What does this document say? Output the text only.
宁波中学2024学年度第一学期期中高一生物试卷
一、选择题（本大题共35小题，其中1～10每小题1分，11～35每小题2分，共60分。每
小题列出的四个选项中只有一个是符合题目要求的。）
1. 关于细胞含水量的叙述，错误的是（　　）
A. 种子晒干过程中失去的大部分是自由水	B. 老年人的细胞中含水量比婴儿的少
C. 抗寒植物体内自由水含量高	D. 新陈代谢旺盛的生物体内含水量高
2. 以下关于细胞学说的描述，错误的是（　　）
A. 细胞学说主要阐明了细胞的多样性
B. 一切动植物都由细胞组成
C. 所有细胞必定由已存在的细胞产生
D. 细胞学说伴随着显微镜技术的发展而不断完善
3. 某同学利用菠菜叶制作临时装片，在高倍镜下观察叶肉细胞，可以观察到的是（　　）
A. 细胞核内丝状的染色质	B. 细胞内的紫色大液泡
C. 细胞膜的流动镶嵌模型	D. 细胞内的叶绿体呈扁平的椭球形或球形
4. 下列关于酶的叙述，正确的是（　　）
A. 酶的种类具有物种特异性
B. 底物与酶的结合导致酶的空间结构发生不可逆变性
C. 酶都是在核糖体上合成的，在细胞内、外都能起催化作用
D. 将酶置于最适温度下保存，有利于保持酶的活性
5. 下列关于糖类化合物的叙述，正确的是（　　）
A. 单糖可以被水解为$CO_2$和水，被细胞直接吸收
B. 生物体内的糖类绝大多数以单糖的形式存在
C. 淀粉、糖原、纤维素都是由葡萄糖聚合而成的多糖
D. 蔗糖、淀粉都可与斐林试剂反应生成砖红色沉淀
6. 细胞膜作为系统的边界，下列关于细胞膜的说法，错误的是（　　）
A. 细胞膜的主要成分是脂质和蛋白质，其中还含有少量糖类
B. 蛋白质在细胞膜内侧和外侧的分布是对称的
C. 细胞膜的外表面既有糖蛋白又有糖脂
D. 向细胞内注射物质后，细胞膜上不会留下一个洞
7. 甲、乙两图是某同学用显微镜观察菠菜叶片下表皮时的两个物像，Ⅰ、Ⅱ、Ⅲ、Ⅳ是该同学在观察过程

────

> [What to do] Reproduce the material in full, with no word added or dropped.

> [Result below]
What does this document say? Output the text only.
宁波中学2024学年度第一学期期中高一生物试卷
一、选择题（本大题共35小题，其中1～10每小题1分，11～35每小题2分，共60分。每
小题列出的四个选项中只有一个是符合题目要求的。）
1. 关于细胞含水量的叙述，错误的是（　　）
A. 种子晒干过程中失去的大部分是自由水	B. 老年人的细胞中含水量比婴儿的少
C. 抗寒植物体内自由水含量高	D. 新陈代谢旺盛的生物体内含水量高
2. 以下关于细胞学说的描述，错误的是（　　）
A. 细胞学说主要阐明了细胞的多样性
B. 一切动植物都由细胞组成
C. 所有细胞必定由已存在的细胞产生
D. 细胞学说伴随着显微镜技术的发展而不断完善
3. 某同学利用菠菜叶制作临时装片，在高倍镜下观察叶肉细胞，可以观察到的是（　　）
A. 细胞核内丝状的染色质	B. 细胞内的紫色大液泡
C. 细胞膜的流动镶嵌模型	D. 细胞内的叶绿体呈扁平的椭球形或球形
4. 下列关于酶的叙述，正确的是（　　）
A. 酶的种类具有物种特异性
B. 底物与酶的结合导致酶的空间结构发生不可逆变性
C. 酶都是在核糖体上合成的，在细胞内、外都能起催化作用
D. 将酶置于最适温度下保存，有利于保持酶的活性
5. 下列关于糖类化合物的叙述，正确的是（　　）
A. 单糖可以被水解为$CO_2$和水，被细胞直接吸收
B. 生物体内的糖类绝大多数以单糖的形式存在
C. 淀粉、糖原、纤维素都是由葡萄糖聚合而成的多糖
D. 蔗糖、淀粉都可与斐林试剂反应生成砖红色沉淀
6. 细胞膜作为系统的边界，下列关于细胞膜的说法，错误的是（　　）
A. 细胞膜的主要成分是脂质和蛋白质，其中还含有少量糖类
B. 蛋白质在细胞膜内侧和外侧的分布是对称的
C. 细胞膜的外表面既有糖蛋白又有糖脂
D. 向细胞内注射物质后，细胞膜上不会留下一个洞
7. 甲、乙两图是某同学用显微镜观察菠菜叶片下表皮时的两个物像，Ⅰ、Ⅱ、Ⅲ、Ⅳ是该同学在观察过程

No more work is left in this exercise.